TO BE DONE:
Identify the lines holding "зарегистрированного" and copy them.

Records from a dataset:
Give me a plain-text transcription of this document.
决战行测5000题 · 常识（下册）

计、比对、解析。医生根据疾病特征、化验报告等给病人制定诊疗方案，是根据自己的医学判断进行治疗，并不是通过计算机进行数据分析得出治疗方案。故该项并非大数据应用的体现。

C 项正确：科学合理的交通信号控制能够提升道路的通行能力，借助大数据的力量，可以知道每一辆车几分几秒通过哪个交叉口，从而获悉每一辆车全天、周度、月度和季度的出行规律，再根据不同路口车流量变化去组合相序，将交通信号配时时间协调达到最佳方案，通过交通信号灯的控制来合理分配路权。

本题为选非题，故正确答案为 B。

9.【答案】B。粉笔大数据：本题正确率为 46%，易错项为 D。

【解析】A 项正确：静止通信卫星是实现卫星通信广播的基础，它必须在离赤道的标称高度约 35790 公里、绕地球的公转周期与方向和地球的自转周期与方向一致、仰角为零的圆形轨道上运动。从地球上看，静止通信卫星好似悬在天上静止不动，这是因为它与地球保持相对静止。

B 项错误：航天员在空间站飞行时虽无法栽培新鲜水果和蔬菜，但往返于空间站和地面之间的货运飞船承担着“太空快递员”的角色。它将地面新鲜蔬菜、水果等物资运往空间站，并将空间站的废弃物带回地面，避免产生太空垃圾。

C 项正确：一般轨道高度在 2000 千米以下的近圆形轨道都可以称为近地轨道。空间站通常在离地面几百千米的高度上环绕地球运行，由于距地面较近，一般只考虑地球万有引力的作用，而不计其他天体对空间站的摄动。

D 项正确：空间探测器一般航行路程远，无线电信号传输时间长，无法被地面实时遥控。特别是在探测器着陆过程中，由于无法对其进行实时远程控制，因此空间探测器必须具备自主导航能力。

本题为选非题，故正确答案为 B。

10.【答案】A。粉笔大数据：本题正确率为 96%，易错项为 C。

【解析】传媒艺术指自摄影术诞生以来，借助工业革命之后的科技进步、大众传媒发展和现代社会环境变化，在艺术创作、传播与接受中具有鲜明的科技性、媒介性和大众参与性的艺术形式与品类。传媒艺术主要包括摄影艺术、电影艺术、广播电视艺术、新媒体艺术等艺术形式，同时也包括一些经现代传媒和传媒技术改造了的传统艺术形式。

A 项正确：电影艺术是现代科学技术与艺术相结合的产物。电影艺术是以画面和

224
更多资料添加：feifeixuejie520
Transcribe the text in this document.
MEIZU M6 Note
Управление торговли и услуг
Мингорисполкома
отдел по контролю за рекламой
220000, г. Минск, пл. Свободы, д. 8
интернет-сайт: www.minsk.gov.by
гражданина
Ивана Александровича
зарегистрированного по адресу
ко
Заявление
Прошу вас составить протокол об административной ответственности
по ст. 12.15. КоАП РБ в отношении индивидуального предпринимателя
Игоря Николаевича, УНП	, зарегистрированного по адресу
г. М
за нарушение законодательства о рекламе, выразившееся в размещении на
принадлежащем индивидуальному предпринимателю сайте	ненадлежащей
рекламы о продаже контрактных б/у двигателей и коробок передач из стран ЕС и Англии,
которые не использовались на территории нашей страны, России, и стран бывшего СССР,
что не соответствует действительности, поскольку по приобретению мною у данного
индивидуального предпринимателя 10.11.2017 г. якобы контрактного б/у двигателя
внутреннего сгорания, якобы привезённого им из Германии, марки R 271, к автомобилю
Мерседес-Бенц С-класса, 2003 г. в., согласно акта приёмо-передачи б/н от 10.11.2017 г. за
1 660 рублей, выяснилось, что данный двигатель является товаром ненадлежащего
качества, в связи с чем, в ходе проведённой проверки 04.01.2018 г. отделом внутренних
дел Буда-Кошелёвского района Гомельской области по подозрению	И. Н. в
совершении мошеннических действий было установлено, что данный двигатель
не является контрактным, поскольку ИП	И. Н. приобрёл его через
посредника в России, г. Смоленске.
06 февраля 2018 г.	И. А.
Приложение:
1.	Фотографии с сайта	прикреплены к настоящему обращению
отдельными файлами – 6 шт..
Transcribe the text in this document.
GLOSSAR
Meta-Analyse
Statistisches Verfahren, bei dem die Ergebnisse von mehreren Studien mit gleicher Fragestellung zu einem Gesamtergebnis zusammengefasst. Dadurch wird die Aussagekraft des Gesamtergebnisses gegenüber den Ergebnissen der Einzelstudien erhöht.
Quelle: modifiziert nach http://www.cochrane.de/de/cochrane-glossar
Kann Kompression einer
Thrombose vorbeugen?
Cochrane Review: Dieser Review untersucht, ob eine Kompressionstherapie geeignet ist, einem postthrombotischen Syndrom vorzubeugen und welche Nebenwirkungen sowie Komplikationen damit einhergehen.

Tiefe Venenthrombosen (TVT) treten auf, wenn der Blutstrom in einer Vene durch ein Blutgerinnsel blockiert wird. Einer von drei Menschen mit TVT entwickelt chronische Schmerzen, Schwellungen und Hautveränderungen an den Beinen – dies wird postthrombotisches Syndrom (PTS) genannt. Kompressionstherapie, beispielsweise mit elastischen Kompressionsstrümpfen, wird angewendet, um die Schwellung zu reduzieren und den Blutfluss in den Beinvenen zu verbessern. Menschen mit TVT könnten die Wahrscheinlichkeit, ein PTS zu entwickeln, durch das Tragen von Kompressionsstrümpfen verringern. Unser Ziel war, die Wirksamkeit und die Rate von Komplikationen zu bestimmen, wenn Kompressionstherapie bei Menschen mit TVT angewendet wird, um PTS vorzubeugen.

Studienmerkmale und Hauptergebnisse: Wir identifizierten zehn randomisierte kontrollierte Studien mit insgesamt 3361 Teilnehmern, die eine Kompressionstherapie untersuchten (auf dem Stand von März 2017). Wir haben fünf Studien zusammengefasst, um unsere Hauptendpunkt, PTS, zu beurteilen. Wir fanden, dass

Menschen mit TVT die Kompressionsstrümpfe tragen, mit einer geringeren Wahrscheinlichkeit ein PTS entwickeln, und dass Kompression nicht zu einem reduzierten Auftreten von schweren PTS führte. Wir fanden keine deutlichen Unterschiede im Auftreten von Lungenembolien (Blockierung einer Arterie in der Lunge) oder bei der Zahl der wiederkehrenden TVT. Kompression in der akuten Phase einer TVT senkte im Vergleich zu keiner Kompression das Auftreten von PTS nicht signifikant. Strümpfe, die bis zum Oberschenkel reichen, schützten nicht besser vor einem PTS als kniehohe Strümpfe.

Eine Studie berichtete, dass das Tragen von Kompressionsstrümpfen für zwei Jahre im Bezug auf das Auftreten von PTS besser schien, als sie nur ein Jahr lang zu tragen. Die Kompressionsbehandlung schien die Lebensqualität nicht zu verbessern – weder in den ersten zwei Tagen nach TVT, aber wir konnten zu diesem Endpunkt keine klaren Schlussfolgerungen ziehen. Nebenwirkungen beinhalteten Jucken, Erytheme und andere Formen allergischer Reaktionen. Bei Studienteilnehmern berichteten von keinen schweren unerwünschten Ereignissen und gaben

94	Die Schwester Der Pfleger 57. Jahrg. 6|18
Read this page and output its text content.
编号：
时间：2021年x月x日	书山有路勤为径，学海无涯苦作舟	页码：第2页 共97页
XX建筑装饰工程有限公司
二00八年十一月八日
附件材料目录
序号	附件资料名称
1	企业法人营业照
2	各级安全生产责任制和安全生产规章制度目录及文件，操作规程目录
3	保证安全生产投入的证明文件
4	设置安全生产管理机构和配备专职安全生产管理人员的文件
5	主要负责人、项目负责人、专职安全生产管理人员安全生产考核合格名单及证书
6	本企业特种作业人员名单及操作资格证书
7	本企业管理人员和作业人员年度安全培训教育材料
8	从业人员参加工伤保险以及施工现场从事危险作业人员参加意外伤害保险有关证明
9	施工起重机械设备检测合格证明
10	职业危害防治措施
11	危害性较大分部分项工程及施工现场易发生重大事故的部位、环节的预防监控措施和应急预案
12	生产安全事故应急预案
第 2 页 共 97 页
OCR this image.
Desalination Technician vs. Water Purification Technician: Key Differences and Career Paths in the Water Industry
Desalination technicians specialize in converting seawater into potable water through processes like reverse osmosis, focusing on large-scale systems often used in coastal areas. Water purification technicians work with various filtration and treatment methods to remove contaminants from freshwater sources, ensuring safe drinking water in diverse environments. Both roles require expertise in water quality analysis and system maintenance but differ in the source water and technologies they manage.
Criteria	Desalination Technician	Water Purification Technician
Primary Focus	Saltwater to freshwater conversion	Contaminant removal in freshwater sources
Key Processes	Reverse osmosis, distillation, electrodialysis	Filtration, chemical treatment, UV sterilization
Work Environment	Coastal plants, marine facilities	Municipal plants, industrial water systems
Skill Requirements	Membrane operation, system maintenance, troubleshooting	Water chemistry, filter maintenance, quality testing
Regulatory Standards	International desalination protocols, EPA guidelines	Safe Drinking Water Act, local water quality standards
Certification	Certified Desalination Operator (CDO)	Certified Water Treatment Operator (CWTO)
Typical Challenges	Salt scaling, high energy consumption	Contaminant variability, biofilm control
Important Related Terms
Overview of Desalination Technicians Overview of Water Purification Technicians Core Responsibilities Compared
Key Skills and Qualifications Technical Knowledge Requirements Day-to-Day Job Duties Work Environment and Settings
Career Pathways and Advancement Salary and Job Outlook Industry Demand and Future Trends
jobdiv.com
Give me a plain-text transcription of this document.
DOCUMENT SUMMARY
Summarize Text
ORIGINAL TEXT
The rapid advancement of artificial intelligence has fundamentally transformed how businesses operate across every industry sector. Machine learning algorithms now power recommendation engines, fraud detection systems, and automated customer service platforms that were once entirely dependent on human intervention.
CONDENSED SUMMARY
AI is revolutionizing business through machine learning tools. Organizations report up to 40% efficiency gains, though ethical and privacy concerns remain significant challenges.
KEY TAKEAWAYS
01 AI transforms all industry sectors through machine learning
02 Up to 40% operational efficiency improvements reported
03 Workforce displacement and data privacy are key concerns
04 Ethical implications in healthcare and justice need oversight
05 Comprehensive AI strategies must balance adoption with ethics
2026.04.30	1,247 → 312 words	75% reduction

EXERCISE RESULT:
зарегистрированного по адресу
Игоря Николаевича, УНП	, зарегистрированного по адресу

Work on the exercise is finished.